● Supplied material:
:::

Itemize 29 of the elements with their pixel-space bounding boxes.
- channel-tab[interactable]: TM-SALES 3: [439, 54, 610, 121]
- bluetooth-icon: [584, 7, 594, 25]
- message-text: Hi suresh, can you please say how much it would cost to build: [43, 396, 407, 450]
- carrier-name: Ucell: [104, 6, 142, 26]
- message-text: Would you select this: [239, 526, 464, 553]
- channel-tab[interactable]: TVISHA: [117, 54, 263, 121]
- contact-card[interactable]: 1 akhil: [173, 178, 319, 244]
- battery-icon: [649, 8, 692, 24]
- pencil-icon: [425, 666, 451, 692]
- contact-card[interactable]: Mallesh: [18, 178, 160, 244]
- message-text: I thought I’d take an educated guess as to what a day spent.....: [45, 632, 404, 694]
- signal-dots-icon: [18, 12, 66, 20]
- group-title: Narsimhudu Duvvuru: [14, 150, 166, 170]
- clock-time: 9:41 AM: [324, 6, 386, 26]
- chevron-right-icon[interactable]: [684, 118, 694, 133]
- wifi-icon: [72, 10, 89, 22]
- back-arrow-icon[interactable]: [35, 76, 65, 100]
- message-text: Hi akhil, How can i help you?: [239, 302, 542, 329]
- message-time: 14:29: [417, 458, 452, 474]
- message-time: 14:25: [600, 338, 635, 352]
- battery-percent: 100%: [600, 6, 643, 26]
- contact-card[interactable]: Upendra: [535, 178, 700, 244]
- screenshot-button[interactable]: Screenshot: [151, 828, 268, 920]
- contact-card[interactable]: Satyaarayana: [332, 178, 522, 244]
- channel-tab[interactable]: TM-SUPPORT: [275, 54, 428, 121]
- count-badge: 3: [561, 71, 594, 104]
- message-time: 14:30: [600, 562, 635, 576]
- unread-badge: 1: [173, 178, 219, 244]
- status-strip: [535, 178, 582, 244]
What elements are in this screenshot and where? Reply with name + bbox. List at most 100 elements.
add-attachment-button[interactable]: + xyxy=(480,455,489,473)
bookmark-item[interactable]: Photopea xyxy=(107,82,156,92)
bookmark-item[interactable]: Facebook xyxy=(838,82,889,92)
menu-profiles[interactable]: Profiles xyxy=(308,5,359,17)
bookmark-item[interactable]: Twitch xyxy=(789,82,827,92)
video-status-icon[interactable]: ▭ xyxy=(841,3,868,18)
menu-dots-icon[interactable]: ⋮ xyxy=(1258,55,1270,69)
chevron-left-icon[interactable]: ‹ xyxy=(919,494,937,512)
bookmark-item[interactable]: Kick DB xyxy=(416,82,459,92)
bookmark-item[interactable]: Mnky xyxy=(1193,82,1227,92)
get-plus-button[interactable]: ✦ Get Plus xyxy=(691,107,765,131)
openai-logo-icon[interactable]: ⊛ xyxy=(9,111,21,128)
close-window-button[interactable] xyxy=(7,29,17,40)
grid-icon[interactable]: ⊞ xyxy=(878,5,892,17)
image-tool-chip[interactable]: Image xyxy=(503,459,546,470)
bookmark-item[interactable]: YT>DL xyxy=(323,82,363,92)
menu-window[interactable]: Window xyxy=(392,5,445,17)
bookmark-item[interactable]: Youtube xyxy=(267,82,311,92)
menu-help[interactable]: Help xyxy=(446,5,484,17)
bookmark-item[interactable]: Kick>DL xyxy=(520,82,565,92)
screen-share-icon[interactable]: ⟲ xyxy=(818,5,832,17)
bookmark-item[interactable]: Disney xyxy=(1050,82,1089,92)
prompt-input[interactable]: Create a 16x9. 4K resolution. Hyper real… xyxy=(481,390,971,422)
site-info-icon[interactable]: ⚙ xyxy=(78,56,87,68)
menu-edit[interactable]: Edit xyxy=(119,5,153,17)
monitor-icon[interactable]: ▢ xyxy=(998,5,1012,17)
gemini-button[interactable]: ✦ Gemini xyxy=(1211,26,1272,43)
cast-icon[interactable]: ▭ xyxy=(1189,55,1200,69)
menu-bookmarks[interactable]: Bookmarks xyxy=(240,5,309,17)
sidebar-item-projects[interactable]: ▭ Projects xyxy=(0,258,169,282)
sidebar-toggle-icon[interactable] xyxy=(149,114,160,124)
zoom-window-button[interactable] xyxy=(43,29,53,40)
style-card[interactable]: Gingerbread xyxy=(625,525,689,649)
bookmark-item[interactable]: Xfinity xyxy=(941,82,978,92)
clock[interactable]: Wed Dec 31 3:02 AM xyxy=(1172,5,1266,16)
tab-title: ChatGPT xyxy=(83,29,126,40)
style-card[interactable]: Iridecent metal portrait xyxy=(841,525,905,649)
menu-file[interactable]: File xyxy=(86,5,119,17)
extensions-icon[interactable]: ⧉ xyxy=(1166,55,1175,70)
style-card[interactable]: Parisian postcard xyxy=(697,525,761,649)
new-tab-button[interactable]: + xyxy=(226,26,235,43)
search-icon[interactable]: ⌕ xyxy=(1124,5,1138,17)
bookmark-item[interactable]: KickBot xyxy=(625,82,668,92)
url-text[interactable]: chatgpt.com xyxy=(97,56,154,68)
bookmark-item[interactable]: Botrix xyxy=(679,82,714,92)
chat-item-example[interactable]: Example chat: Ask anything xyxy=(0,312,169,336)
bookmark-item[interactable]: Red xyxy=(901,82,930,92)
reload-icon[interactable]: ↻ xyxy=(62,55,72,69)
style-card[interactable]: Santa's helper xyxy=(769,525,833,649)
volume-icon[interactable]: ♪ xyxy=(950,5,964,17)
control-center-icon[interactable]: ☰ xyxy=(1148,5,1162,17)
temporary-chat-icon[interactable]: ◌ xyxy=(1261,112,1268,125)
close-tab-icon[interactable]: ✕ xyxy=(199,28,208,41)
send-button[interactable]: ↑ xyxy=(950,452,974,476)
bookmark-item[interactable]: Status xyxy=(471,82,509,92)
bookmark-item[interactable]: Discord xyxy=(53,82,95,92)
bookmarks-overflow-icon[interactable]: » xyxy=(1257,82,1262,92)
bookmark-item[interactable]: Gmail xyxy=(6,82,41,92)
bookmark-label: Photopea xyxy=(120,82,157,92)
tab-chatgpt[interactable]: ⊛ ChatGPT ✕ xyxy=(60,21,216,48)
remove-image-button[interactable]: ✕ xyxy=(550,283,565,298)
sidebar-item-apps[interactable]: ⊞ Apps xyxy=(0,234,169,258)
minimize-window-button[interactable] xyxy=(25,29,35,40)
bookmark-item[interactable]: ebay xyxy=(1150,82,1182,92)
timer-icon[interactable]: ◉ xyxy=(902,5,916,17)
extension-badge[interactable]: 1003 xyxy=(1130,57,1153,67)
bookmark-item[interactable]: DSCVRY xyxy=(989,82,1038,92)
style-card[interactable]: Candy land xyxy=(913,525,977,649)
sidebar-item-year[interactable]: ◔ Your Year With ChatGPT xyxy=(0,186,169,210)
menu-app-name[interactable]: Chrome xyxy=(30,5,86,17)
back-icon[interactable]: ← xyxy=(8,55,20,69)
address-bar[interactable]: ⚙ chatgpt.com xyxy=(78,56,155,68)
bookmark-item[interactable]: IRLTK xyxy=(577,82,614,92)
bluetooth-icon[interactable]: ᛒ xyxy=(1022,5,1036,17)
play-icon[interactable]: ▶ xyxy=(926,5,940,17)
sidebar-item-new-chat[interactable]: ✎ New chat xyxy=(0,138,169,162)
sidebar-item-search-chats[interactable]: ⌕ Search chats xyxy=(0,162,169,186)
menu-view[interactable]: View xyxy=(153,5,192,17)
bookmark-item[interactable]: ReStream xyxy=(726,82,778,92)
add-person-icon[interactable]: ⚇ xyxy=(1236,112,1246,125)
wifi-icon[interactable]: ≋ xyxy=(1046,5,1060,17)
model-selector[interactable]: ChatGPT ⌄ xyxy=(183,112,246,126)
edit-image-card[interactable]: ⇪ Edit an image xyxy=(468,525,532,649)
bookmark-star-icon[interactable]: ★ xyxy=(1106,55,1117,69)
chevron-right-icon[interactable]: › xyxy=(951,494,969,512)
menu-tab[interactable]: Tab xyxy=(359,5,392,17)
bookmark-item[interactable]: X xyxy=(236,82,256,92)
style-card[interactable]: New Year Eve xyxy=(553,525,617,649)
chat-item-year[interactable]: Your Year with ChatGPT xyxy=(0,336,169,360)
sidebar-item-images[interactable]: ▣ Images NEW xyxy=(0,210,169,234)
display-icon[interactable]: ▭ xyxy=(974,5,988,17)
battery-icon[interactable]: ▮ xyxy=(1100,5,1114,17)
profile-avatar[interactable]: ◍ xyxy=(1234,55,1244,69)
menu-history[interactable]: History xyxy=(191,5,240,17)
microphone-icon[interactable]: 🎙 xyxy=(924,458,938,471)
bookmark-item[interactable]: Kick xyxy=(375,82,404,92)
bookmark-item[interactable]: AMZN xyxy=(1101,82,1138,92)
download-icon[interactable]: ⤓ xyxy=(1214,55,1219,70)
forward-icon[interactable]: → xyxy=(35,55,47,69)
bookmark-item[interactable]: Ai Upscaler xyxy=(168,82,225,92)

:::

● Work instructions: Reproduce the lines from the first one through the line that contains "bookmark-item[interactable]: Twitch xyxy=(789,82,827,92)", substituting "chat-tab" for each occurrence of "channel-tab" and leaving everything else unchanged. Give only those lines.

● Result of the exercise:
Itemize 29 of the elements with their pixel-space bounding boxes.
- chat-tab[interactable]: TM-SALES 3: [439, 54, 610, 121]
- bluetooth-icon: [584, 7, 594, 25]
- message-text: Hi suresh, can you please say how much it would cost to build: [43, 396, 407, 450]
- carrier-name: Ucell: [104, 6, 142, 26]
- message-text: Would you select this: [239, 526, 464, 553]
- chat-tab[interactable]: TVISHA: [117, 54, 263, 121]
- contact-card[interactable]: 1 akhil: [173, 178, 319, 244]
- battery-icon: [649, 8, 692, 24]
- pencil-icon: [425, 666, 451, 692]
- contact-card[interactable]: Mallesh: [18, 178, 160, 244]
- message-text: I thought I’d take an educated guess as to what a day spent.....: [45, 632, 404, 694]
- signal-dots-icon: [18, 12, 66, 20]
- group-title: Narsimhudu Duvvuru: [14, 150, 166, 170]
- clock-time: 9:41 AM: [324, 6, 386, 26]
- chevron-right-icon[interactable]: [684, 118, 694, 133]
- wifi-icon: [72, 10, 89, 22]
- back-arrow-icon[interactable]: [35, 76, 65, 100]
- message-text: Hi akhil, How can i help you?: [239, 302, 542, 329]
- message-time: 14:29: [417, 458, 452, 474]
- message-time: 14:25: [600, 338, 635, 352]
- battery-percent: 100%: [600, 6, 643, 26]
- contact-card[interactable]: Upendra: [535, 178, 700, 244]
- screenshot-button[interactable]: Screenshot: [151, 828, 268, 920]
- contact-card[interactable]: Satyaarayana: [332, 178, 522, 244]
- chat-tab[interactable]: TM-SUPPORT: [275, 54, 428, 121]
- count-badge: 3: [561, 71, 594, 104]
- message-time: 14:30: [600, 562, 635, 576]
- unread-badge: 1: [173, 178, 219, 244]
- status-strip: [535, 178, 582, 244]
What elements are in this screenshot and where? Reply with name + bbox. List at most 100 elements.
add-attachment-button[interactable]: + xyxy=(480,455,489,473)
bookmark-item[interactable]: Photopea xyxy=(107,82,156,92)
bookmark-item[interactable]: Facebook xyxy=(838,82,889,92)
menu-profiles[interactable]: Profiles xyxy=(308,5,359,17)
bookmark-item[interactable]: Twitch xyxy=(789,82,827,92)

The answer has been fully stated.